▸ What the task requires: Quote every line of the data below as it stands, omitting pictures.

Excerpt from a dataset:
┄┄┄┄┄┄┄┄┄┄

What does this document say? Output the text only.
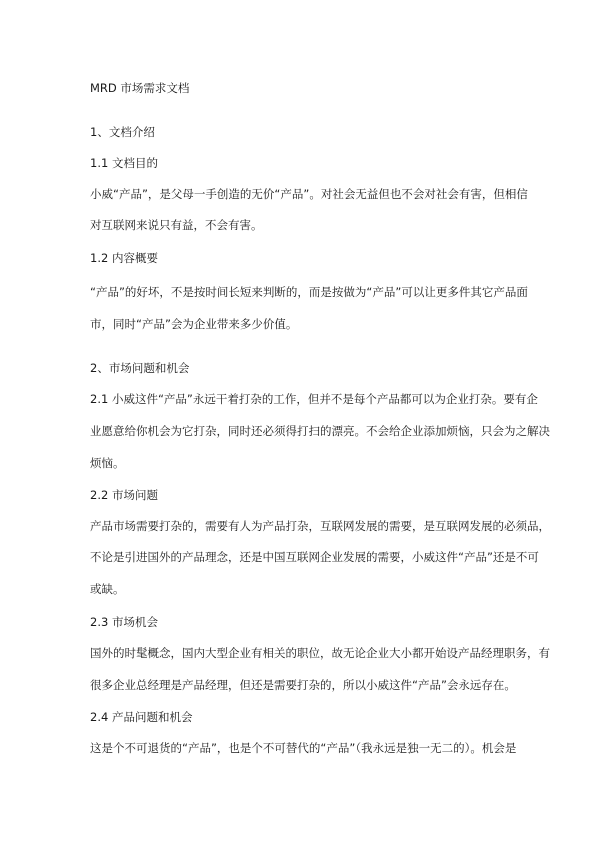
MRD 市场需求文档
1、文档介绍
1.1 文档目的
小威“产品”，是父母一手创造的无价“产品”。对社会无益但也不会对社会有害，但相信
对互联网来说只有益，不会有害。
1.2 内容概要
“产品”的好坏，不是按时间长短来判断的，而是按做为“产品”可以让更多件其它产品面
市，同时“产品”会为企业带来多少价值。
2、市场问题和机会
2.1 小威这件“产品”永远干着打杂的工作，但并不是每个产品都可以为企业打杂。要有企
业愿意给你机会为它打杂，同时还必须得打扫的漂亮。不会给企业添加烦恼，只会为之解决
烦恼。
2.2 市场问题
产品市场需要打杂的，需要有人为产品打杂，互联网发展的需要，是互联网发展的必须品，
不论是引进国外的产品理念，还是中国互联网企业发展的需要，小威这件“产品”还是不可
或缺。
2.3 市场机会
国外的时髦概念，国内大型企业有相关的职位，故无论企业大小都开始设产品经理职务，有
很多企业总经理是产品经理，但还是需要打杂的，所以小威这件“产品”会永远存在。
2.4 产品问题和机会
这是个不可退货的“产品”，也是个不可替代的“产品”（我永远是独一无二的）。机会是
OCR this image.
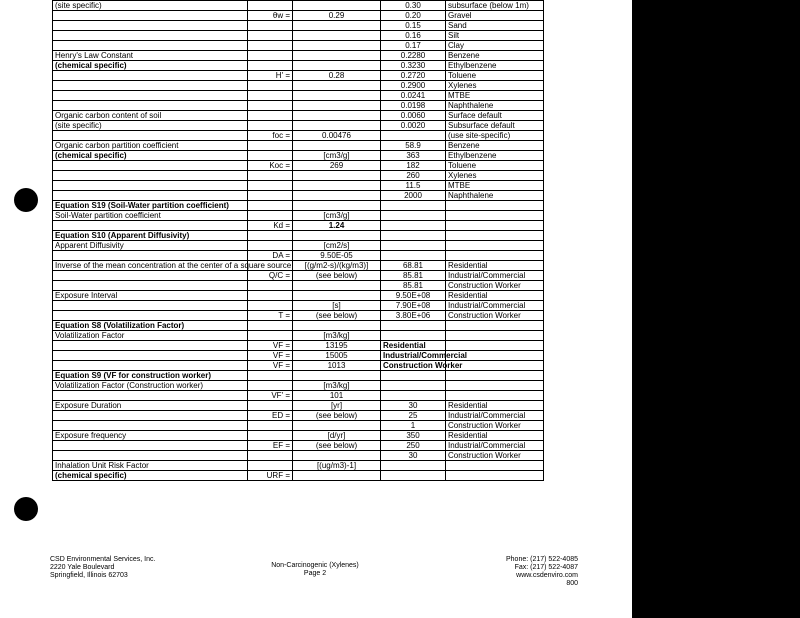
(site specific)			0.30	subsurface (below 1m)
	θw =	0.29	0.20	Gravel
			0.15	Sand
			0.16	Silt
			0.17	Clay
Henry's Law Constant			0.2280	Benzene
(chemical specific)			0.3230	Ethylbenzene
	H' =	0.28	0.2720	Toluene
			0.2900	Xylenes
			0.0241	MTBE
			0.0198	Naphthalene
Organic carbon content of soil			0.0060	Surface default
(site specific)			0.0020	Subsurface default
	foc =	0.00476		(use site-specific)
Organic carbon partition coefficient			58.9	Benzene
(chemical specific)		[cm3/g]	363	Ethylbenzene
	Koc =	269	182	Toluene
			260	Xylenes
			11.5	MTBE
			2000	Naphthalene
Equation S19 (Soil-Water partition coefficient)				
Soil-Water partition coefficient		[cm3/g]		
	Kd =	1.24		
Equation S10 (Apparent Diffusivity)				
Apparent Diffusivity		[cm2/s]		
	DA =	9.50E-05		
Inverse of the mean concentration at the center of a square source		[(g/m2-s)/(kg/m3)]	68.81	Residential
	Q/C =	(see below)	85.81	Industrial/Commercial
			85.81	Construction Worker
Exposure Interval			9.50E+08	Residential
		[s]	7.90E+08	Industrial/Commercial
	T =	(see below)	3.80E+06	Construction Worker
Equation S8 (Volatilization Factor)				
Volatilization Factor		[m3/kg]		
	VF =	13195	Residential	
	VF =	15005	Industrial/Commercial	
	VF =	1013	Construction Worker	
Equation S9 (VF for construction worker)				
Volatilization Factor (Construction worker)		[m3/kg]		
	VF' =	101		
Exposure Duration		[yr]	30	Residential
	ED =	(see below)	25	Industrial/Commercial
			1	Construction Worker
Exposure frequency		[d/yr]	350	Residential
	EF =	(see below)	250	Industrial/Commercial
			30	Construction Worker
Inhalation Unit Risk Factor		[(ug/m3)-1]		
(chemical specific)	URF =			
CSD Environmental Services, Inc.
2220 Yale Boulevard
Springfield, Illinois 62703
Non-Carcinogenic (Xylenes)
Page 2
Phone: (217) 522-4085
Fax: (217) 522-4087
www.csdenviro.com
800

┄┄┄┄┄┄┄┄┄┄

▸ Written answer:
What does this document say? Output the text only.
MRD 市场需求文档
1、文档介绍
1.1 文档目的
小威“产品”，是父母一手创造的无价“产品”。对社会无益但也不会对社会有害，但相信
对互联网来说只有益，不会有害。
1.2 内容概要
“产品”的好坏，不是按时间长短来判断的，而是按做为“产品”可以让更多件其它产品面
市，同时“产品”会为企业带来多少价值。
2、市场问题和机会
2.1 小威这件“产品”永远干着打杂的工作，但并不是每个产品都可以为企业打杂。要有企
业愿意给你机会为它打杂，同时还必须得打扫的漂亮。不会给企业添加烦恼，只会为之解决
烦恼。
2.2 市场问题
产品市场需要打杂的，需要有人为产品打杂，互联网发展的需要，是互联网发展的必须品，
不论是引进国外的产品理念，还是中国互联网企业发展的需要，小威这件“产品”还是不可
或缺。
2.3 市场机会
国外的时髦概念，国内大型企业有相关的职位，故无论企业大小都开始设产品经理职务，有
很多企业总经理是产品经理，但还是需要打杂的，所以小威这件“产品”会永远存在。
2.4 产品问题和机会
这是个不可退货的“产品”，也是个不可替代的“产品”（我永远是独一无二的）。机会是
OCR this image.
(site specific)			0.30	subsurface (below 1m)
	θw =	0.29	0.20	Gravel
			0.15	Sand
			0.16	Silt
			0.17	Clay
Henry's Law Constant			0.2280	Benzene
(chemical specific)			0.3230	Ethylbenzene
	H' =	0.28	0.2720	Toluene
			0.2900	Xylenes
			0.0241	MTBE
			0.0198	Naphthalene
Organic carbon content of soil			0.0060	Surface default
(site specific)			0.0020	Subsurface default
	foc =	0.00476		(use site-specific)
Organic carbon partition coefficient			58.9	Benzene
(chemical specific)		[cm3/g]	363	Ethylbenzene
	Koc =	269	182	Toluene
			260	Xylenes
			11.5	MTBE
			2000	Naphthalene
Equation S19 (Soil-Water partition coefficient)				
Soil-Water partition coefficient		[cm3/g]		
	Kd =	1.24		
Equation S10 (Apparent Diffusivity)				
Apparent Diffusivity		[cm2/s]		
	DA =	9.50E-05		
Inverse of the mean concentration at the center of a square source		[(g/m2-s)/(kg/m3)]	68.81	Residential
	Q/C =	(see below)	85.81	Industrial/Commercial
			85.81	Construction Worker
Exposure Interval			9.50E+08	Residential
		[s]	7.90E+08	Industrial/Commercial
	T =	(see below)	3.80E+06	Construction Worker
Equation S8 (Volatilization Factor)				
Volatilization Factor		[m3/kg]		
	VF =	13195	Residential	
	VF =	15005	Industrial/Commercial	
	VF =	1013	Construction Worker	
Equation S9 (VF for construction worker)				
Volatilization Factor (Construction worker)		[m3/kg]		
	VF' =	101		
Exposure Duration		[yr]	30	Residential
	ED =	(see below)	25	Industrial/Commercial
			1	Construction Worker
Exposure frequency		[d/yr]	350	Residential
	EF =	(see below)	250	Industrial/Commercial
			30	Construction Worker
Inhalation Unit Risk Factor		[(ug/m3)-1]		
(chemical specific)	URF =			
CSD Environmental Services, Inc.
2220 Yale Boulevard
Springfield, Illinois 62703
Non-Carcinogenic (Xylenes)
Page 2
Phone: (217) 522-4085
Fax: (217) 522-4087
www.csdenviro.com
800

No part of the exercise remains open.